#### Data entries:

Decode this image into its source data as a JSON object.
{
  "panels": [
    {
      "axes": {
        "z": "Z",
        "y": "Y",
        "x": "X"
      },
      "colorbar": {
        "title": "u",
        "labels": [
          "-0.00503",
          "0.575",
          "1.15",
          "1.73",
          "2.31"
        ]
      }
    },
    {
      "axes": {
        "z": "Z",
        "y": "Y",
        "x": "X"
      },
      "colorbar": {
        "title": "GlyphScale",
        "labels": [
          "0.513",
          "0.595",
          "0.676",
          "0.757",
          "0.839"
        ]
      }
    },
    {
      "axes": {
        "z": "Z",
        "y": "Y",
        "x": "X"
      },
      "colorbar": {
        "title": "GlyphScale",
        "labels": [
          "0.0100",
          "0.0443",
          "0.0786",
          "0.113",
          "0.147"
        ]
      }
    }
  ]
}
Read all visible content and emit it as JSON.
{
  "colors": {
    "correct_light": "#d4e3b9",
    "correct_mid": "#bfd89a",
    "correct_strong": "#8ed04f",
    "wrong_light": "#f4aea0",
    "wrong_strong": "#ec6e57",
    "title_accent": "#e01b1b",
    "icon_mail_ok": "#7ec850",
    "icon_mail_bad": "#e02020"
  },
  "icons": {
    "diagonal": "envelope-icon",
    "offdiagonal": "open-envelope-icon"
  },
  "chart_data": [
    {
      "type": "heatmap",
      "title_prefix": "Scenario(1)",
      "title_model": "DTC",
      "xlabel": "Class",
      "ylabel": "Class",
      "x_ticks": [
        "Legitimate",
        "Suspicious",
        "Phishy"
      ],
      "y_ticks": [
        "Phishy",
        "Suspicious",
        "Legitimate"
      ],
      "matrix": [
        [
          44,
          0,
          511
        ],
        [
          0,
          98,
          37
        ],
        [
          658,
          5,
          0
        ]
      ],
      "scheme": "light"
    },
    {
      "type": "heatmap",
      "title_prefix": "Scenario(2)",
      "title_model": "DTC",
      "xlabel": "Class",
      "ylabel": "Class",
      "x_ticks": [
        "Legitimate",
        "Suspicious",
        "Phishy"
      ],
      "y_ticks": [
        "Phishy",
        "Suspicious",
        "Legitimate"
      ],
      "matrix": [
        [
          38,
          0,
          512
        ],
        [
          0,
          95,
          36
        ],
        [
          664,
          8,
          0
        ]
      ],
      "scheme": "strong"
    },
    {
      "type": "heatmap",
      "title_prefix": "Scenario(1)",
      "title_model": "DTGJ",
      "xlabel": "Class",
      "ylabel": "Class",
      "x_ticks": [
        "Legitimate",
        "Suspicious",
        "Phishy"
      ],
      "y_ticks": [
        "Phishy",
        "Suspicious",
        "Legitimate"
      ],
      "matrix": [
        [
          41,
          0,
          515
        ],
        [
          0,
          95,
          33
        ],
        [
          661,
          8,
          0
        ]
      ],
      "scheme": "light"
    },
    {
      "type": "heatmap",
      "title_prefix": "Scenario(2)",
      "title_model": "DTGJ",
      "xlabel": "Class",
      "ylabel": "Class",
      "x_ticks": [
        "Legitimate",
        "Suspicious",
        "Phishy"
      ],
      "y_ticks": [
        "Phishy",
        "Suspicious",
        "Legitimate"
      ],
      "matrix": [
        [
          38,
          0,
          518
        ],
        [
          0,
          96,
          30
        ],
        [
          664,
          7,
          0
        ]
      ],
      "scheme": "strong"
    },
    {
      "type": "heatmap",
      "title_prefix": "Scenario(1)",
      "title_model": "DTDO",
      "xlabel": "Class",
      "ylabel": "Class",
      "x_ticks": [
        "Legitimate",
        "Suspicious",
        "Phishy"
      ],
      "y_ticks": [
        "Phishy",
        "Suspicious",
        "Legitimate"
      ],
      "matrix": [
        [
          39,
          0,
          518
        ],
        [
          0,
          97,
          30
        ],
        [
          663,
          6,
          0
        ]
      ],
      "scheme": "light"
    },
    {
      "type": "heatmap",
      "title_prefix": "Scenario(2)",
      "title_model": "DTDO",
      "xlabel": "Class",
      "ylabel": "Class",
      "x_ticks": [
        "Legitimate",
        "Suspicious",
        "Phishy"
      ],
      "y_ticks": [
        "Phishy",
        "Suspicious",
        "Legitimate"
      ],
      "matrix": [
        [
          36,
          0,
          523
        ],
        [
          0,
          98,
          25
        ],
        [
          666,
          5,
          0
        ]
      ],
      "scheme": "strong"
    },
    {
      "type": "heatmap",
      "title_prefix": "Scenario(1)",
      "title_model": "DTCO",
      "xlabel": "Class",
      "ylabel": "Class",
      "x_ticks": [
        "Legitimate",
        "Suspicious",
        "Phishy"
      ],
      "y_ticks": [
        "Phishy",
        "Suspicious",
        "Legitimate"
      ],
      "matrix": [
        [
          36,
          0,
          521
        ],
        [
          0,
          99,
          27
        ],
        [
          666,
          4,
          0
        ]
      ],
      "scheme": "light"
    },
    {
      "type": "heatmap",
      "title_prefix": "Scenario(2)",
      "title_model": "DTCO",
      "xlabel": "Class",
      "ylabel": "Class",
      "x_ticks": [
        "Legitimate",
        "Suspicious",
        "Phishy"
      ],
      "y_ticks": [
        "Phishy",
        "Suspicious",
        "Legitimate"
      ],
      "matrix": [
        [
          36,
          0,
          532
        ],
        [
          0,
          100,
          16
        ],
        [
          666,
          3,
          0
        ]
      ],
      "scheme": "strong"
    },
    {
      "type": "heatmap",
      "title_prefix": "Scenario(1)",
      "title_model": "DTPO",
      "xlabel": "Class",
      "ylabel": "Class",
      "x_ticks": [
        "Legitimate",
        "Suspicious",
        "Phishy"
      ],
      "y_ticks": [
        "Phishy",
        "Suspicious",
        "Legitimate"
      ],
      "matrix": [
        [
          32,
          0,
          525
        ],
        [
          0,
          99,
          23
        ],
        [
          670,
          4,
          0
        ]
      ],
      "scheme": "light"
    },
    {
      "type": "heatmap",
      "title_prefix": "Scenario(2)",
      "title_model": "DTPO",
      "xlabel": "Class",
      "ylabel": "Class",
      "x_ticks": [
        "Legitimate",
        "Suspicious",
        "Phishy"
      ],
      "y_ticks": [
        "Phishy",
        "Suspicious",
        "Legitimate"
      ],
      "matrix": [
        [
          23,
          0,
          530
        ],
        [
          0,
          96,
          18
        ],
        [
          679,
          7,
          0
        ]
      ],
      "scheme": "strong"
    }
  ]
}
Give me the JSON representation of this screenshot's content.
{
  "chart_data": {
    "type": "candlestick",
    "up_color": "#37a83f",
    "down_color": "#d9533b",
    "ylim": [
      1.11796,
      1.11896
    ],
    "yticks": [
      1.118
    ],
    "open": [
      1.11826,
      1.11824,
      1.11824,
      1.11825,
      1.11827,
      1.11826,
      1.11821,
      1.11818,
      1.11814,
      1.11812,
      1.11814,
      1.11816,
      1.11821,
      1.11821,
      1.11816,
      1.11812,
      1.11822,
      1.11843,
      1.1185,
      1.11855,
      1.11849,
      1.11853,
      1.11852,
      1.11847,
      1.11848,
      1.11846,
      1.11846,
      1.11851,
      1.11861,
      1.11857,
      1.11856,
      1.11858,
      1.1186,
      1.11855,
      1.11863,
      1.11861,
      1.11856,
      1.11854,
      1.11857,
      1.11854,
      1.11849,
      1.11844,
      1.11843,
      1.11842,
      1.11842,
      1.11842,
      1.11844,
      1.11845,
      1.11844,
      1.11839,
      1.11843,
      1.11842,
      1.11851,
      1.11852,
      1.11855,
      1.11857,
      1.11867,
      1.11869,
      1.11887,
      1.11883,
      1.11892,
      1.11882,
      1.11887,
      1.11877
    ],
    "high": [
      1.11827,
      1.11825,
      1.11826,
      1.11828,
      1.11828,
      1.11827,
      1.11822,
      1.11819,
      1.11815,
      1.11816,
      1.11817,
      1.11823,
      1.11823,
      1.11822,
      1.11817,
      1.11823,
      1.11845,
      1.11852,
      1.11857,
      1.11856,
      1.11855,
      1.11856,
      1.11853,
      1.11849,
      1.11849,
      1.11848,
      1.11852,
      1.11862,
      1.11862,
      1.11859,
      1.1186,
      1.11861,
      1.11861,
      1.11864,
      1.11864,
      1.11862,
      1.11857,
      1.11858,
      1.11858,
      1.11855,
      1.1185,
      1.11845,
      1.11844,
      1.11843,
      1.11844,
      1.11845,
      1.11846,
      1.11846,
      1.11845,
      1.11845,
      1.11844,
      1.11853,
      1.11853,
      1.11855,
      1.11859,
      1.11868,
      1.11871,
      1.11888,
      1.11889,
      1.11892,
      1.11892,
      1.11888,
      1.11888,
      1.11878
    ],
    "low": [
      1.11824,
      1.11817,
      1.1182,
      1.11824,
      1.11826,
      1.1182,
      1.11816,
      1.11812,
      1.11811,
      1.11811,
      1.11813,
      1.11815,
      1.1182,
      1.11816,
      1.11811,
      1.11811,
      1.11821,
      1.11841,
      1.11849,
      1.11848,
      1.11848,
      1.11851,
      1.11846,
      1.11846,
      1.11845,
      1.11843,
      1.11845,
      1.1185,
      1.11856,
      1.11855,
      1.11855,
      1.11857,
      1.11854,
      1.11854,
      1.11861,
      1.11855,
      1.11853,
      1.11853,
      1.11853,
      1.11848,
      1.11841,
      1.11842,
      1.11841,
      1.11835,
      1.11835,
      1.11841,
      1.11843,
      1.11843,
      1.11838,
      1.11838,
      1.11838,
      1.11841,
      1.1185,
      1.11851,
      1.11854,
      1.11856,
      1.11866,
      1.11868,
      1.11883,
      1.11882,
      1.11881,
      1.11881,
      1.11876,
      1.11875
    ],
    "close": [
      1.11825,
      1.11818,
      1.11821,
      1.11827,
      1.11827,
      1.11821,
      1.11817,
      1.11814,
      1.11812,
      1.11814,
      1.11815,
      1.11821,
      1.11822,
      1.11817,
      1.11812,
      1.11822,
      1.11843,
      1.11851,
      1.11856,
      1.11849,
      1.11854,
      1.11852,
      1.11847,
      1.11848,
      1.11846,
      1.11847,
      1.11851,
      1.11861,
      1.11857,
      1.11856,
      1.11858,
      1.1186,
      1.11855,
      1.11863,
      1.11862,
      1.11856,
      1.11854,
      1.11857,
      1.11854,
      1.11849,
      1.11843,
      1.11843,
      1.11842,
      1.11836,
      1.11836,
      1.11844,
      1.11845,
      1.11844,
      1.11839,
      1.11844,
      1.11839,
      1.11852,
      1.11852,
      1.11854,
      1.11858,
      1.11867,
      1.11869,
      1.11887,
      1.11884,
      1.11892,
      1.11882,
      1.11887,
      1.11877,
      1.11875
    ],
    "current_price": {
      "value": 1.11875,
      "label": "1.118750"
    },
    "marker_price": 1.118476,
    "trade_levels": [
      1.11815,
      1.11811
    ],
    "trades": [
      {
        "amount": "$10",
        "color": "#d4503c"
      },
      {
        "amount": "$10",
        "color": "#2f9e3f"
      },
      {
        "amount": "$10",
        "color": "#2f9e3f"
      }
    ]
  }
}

#### Description of the task:
Look for the word "JSON" in every line of the listing and copy the lines that have it.

#### Exercise result:
Decode this image into its source data as a JSON object.
Read all visible content and emit it as JSON.
Give me the JSON representation of this screenshot's content.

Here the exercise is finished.